In the material below, find all lines with the string "free" and copy them.

--- Rows ---

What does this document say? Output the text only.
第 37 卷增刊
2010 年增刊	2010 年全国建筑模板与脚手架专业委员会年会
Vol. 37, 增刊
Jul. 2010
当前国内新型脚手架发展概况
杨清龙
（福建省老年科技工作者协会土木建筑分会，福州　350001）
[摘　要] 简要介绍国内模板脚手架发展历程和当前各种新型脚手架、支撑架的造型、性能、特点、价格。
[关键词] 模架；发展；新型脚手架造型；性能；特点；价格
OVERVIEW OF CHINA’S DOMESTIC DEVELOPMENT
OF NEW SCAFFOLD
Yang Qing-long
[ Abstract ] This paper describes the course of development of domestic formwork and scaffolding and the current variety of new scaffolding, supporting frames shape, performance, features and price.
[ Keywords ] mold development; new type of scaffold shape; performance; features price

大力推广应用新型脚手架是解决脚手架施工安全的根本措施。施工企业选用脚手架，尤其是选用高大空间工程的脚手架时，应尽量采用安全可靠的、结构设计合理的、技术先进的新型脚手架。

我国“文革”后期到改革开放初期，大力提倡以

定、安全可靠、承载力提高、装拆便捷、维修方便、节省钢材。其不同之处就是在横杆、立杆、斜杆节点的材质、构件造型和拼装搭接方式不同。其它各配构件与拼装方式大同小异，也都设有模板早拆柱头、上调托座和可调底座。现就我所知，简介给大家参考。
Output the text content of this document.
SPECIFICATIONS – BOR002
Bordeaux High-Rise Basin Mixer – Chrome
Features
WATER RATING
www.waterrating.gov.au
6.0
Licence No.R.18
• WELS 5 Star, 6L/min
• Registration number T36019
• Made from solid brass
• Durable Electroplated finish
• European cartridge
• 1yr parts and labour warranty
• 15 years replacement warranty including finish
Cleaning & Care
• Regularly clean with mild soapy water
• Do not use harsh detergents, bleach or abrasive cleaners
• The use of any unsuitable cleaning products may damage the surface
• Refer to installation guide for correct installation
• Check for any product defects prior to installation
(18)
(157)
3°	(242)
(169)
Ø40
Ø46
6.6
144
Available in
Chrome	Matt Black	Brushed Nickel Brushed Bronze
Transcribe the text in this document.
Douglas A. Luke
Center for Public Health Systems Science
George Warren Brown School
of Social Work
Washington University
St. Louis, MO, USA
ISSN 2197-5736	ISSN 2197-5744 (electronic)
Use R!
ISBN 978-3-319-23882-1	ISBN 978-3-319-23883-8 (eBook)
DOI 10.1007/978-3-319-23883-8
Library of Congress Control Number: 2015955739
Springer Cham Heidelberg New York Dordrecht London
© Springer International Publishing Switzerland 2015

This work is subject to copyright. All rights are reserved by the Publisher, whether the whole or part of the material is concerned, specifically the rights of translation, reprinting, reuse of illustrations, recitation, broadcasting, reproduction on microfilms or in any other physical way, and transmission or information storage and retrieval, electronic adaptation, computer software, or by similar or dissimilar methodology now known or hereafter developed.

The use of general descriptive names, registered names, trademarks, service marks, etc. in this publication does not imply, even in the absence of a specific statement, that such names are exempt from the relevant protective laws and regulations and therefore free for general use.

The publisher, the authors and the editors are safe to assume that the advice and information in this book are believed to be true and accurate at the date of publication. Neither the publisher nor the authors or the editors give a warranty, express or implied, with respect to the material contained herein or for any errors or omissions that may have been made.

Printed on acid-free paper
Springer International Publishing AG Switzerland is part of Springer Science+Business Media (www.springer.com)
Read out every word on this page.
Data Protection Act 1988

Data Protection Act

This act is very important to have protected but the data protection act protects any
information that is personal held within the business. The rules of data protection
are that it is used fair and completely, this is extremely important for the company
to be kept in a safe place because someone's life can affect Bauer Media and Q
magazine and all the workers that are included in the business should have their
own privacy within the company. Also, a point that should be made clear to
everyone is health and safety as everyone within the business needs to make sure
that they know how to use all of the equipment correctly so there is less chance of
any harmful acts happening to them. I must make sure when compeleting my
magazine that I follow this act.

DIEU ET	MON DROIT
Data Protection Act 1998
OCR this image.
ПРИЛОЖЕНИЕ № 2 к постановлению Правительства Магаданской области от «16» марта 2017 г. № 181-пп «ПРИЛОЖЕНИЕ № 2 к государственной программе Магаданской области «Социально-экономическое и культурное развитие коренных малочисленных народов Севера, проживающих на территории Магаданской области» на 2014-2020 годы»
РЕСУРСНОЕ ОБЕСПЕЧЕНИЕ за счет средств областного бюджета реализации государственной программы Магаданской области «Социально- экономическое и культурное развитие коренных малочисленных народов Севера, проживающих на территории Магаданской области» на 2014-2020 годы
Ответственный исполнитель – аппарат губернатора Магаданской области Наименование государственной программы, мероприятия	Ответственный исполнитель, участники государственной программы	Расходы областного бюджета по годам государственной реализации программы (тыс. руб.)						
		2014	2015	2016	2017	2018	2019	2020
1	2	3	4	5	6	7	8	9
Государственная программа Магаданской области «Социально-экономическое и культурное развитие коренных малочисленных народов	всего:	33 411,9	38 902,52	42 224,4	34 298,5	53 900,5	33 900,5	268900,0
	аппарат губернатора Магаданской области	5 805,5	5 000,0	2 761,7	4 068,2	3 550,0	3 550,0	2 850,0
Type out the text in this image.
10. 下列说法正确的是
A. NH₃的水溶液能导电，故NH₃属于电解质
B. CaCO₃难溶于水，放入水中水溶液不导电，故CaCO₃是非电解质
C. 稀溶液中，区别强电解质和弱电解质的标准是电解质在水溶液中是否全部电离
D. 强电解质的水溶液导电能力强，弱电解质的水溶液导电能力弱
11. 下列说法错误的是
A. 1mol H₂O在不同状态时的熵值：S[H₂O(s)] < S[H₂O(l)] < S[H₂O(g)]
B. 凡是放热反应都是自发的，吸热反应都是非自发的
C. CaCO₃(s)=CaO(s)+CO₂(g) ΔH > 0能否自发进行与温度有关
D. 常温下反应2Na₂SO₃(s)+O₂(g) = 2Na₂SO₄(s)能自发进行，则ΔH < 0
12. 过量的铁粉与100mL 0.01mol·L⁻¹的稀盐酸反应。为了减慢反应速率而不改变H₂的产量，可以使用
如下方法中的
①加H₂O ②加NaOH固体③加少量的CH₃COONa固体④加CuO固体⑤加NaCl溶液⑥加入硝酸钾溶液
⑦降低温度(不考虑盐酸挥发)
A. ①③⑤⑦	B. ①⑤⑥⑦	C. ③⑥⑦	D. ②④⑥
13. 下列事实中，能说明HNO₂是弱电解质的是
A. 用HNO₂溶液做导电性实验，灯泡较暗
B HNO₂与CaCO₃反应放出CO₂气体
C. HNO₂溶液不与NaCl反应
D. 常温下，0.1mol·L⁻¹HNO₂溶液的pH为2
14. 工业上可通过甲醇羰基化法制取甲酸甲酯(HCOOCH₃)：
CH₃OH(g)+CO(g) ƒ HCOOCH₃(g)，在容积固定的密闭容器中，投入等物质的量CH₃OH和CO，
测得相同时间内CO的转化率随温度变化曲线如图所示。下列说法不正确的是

---

*Solution for this exercise*.
The use of general descriptive names, registered names, trademarks, service marks, etc. in this publication does not imply, even in the absence of a specific statement, that such names are exempt from the relevant protective laws and regulations and therefore free for general use.
Printed on acid-free paper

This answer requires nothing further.